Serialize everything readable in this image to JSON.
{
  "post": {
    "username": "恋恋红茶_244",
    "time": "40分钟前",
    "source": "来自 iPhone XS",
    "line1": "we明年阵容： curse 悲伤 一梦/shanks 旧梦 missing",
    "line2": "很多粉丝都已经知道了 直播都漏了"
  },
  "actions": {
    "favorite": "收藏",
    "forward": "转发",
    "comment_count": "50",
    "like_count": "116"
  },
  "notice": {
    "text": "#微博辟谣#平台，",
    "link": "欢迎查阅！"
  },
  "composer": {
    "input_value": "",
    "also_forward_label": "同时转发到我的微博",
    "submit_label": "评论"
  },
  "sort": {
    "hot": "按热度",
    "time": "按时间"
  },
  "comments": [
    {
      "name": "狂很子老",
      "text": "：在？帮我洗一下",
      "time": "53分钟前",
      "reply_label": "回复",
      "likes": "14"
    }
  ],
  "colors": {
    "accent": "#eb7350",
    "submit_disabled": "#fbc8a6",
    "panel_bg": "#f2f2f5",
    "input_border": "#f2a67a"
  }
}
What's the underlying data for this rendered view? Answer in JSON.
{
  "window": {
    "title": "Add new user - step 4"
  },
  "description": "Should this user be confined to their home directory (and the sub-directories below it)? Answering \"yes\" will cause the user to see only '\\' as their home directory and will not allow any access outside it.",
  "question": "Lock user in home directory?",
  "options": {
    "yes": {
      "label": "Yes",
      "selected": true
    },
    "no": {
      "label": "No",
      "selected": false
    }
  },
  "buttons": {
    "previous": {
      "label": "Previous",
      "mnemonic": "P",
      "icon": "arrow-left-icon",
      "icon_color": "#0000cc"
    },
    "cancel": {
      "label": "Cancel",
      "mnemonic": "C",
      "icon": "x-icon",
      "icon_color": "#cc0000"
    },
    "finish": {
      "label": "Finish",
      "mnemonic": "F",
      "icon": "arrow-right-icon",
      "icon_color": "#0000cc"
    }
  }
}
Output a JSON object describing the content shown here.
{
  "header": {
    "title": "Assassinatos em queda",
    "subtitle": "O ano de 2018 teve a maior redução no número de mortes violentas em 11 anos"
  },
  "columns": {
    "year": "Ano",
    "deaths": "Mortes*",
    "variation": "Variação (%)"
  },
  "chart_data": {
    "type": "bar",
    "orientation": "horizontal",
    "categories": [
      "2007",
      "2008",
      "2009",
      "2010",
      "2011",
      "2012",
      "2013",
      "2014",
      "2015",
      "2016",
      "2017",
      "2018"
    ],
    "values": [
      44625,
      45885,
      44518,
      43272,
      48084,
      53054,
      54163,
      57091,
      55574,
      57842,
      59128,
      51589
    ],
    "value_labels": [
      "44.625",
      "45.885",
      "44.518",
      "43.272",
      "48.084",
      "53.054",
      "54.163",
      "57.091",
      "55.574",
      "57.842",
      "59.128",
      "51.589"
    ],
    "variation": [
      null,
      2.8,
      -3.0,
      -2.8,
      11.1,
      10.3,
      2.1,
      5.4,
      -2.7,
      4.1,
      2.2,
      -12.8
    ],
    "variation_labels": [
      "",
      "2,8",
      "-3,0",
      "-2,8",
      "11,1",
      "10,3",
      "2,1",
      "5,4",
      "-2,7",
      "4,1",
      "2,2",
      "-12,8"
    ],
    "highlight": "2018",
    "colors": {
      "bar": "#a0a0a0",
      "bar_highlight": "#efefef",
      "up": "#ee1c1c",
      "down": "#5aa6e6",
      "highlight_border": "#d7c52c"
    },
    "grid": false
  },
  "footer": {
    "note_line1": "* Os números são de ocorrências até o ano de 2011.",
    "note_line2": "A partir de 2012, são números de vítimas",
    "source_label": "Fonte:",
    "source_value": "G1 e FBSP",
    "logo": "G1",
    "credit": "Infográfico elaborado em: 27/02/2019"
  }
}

# Problem to work on:
In the listing above, find the line containing "Output a JSON", then reproduce it and each line after it through the end, exactly and with nothing added.

# The output:
Output a JSON object describing the content shown here.
{
  "header": {
    "title": "Assassinatos em queda",
    "subtitle": "O ano de 2018 teve a maior redução no número de mortes violentas em 11 anos"
  },
  "columns": {
    "year": "Ano",
    "deaths": "Mortes*",
    "variation": "Variação (%)"
  },
  "chart_data": {
    "type": "bar",
    "orientation": "horizontal",
    "categories": [
      "2007",
      "2008",
      "2009",
      "2010",
      "2011",
      "2012",
      "2013",
      "2014",
      "2015",
      "2016",
      "2017",
      "2018"
    ],
    "values": [
      44625,
      45885,
      44518,
      43272,
      48084,
      53054,
      54163,
      57091,
      55574,
      57842,
      59128,
      51589
    ],
    "value_labels": [
      "44.625",
      "45.885",
      "44.518",
      "43.272",
      "48.084",
      "53.054",
      "54.163",
      "57.091",
      "55.574",
      "57.842",
      "59.128",
      "51.589"
    ],
    "variation": [
      null,
      2.8,
      -3.0,
      -2.8,
      11.1,
      10.3,
      2.1,
      5.4,
      -2.7,
      4.1,
      2.2,
      -12.8
    ],
    "variation_labels": [
      "",
      "2,8",
      "-3,0",
      "-2,8",
      "11,1",
      "10,3",
      "2,1",
      "5,4",
      "-2,7",
      "4,1",
      "2,2",
      "-12,8"
    ],
    "highlight": "2018",
    "colors": {
      "bar": "#a0a0a0",
      "bar_highlight": "#efefef",
      "up": "#ee1c1c",
      "down": "#5aa6e6",
      "highlight_border": "#d7c52c"
    },
    "grid": false
  },
  "footer": {
    "note_line1": "* Os números são de ocorrências até o ano de 2011.",
    "note_line2": "A partir de 2012, são números de vítimas",
    "source_label": "Fonte:",
    "source_value": "G1 e FBSP",
    "logo": "G1",
    "credit": "Infográfico elaborado em: 27/02/2019"
  }
}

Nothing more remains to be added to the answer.